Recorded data
■ ■ ■

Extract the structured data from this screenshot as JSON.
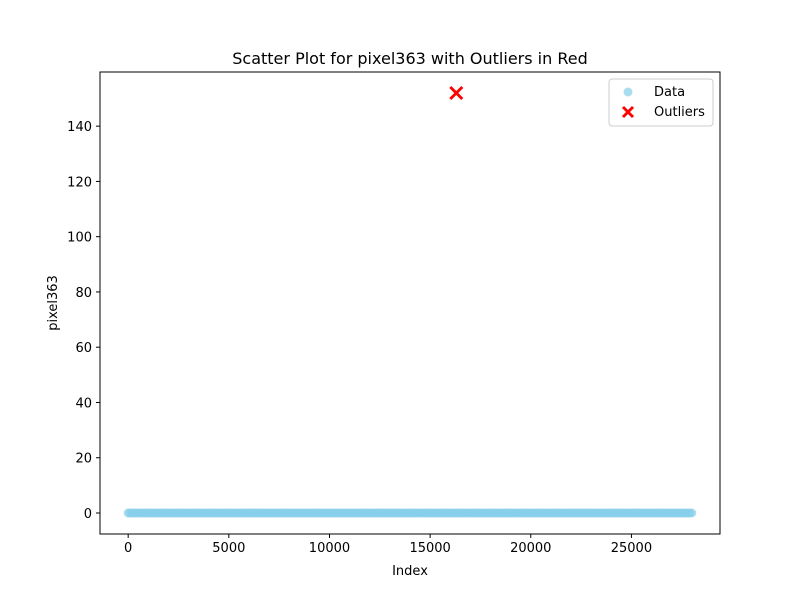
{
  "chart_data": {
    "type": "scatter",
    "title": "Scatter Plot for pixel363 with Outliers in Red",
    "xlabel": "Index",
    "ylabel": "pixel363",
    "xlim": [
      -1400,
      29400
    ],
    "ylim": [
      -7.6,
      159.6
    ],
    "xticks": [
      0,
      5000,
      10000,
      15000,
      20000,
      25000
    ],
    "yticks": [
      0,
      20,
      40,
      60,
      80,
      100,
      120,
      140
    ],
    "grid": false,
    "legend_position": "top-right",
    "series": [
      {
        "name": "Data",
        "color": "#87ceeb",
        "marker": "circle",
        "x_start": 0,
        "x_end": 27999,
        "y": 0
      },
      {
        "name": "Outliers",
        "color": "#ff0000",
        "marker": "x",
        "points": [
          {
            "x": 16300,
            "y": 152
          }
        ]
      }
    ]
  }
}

■ ■ ■

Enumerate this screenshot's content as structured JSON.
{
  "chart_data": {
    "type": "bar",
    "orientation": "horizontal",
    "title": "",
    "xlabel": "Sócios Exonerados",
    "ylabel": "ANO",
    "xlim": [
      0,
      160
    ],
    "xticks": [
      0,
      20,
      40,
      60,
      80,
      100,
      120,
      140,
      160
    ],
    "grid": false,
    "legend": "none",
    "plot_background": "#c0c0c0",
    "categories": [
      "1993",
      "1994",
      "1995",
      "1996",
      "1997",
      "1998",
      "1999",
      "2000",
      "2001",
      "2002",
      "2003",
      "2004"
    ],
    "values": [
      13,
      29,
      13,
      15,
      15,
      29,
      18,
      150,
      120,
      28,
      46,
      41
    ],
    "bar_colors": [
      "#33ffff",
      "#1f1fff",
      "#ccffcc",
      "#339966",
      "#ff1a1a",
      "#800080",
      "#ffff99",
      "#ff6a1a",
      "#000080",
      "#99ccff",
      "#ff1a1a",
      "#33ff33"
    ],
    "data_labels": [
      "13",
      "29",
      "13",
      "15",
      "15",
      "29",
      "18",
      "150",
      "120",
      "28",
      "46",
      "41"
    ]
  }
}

■ ■ ■

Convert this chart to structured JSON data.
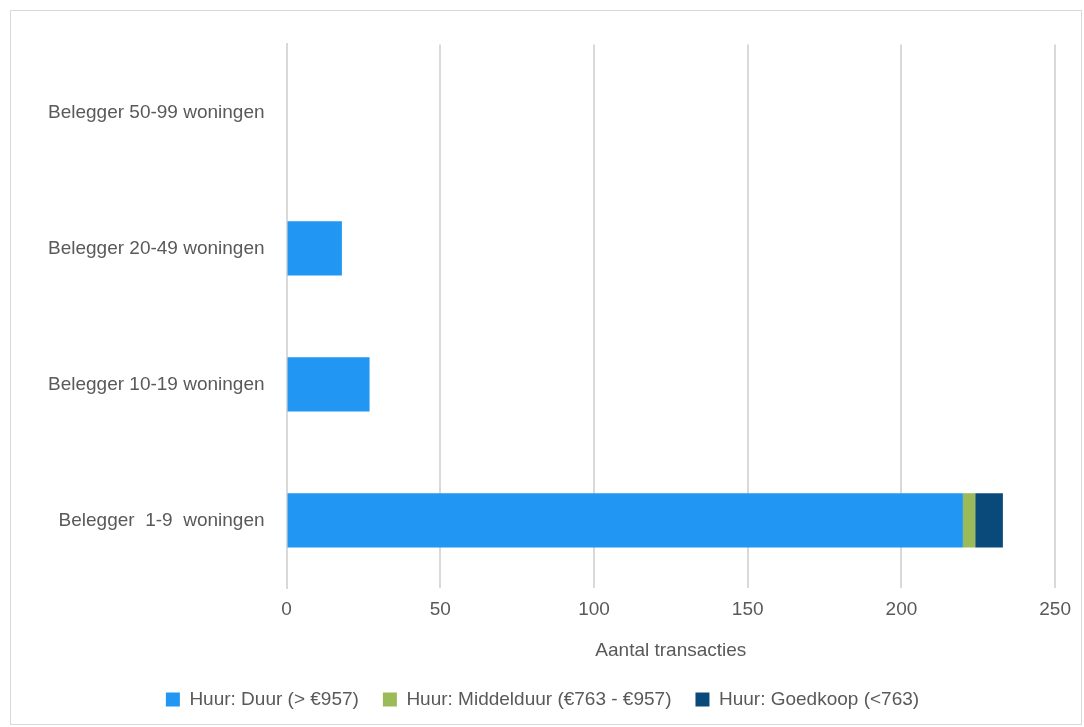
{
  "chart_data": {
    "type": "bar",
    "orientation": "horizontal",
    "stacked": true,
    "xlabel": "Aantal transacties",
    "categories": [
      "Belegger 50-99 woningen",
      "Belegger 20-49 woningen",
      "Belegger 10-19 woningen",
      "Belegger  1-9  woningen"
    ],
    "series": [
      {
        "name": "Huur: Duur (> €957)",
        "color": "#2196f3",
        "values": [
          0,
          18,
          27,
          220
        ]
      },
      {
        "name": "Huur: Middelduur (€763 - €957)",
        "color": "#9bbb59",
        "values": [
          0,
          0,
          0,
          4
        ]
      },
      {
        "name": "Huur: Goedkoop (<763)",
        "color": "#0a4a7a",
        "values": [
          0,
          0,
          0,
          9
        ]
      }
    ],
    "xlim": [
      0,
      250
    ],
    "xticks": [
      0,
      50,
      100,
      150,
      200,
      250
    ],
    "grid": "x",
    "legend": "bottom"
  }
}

■ ■ ■

Select and copy every line of the listing with the word "Outliers".

■ SOLUTION:
    "title": "Scatter Plot for pixel363 with Outliers in Red",
        "name": "Outliers",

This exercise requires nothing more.